*** Entries provided

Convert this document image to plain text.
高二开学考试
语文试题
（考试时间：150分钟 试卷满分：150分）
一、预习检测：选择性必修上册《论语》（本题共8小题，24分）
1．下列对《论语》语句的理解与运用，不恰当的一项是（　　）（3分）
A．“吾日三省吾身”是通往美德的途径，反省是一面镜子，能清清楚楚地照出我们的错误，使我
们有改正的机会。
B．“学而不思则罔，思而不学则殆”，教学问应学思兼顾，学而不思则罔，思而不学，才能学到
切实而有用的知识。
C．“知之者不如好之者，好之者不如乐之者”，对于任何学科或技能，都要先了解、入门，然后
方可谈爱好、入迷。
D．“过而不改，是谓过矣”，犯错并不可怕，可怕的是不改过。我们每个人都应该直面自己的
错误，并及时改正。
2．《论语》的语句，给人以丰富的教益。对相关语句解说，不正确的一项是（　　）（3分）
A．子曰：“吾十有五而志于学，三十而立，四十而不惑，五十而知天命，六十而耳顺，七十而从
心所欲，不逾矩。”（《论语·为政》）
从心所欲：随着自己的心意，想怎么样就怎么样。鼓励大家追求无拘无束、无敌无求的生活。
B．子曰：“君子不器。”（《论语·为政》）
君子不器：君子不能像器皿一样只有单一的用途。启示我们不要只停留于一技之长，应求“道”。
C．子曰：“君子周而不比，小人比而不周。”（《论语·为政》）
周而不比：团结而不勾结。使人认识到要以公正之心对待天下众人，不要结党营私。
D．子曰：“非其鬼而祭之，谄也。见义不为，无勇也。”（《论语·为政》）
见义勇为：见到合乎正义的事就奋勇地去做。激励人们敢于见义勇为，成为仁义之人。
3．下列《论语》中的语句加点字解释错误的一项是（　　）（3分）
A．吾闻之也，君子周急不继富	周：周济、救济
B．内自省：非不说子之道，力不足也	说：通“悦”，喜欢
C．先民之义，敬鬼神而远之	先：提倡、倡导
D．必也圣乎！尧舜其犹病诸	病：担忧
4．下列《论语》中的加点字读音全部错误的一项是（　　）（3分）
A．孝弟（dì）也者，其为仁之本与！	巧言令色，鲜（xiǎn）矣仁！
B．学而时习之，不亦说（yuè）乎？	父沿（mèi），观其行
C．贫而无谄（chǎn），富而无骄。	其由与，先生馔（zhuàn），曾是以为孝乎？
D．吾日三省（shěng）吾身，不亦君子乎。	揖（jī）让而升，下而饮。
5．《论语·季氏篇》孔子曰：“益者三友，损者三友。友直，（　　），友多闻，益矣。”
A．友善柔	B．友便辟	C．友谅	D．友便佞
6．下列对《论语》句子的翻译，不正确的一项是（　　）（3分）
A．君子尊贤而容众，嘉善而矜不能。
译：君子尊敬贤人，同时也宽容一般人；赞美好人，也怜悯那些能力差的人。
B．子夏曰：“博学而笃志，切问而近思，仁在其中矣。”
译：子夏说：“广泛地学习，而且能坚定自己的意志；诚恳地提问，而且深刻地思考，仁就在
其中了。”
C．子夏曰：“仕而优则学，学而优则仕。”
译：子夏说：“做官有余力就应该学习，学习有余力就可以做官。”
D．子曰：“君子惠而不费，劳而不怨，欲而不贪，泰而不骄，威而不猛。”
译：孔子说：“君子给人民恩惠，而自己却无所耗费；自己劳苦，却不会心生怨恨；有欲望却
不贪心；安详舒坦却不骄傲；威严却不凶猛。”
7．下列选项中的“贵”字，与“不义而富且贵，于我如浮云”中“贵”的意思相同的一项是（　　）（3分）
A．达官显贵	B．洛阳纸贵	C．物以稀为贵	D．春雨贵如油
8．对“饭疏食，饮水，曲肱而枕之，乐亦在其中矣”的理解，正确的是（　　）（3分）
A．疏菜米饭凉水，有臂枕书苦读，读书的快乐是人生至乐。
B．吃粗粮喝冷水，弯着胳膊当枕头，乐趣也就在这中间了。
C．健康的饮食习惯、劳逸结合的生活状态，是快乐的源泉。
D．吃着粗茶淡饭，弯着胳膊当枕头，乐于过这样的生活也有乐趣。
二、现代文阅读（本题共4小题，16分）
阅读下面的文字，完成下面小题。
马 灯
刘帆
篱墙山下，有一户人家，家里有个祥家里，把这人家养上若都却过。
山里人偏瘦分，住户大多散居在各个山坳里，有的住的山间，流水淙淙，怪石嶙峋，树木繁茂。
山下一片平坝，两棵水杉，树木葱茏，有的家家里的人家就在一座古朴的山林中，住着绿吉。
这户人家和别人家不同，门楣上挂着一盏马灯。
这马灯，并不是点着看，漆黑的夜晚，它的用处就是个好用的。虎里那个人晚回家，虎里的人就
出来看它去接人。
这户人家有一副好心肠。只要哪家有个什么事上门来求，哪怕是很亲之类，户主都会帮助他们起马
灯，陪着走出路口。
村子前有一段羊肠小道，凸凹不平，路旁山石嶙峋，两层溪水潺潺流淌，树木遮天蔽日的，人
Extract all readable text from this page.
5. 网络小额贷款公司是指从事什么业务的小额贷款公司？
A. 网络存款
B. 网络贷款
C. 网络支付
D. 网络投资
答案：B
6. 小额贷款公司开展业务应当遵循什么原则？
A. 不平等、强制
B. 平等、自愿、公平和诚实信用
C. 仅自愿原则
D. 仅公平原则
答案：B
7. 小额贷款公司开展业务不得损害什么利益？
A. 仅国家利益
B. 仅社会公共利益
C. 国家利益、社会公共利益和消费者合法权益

******

▶ Problem requirements
Scan the material above. Copy each line that holds the word "君子不器".

▶ Output below
B．子曰：“君子不器。”（《论语·为政》）
君子不器：君子不能像器皿一样只有单一的用途。启示我们不要只停留于一技之长，应求“道”。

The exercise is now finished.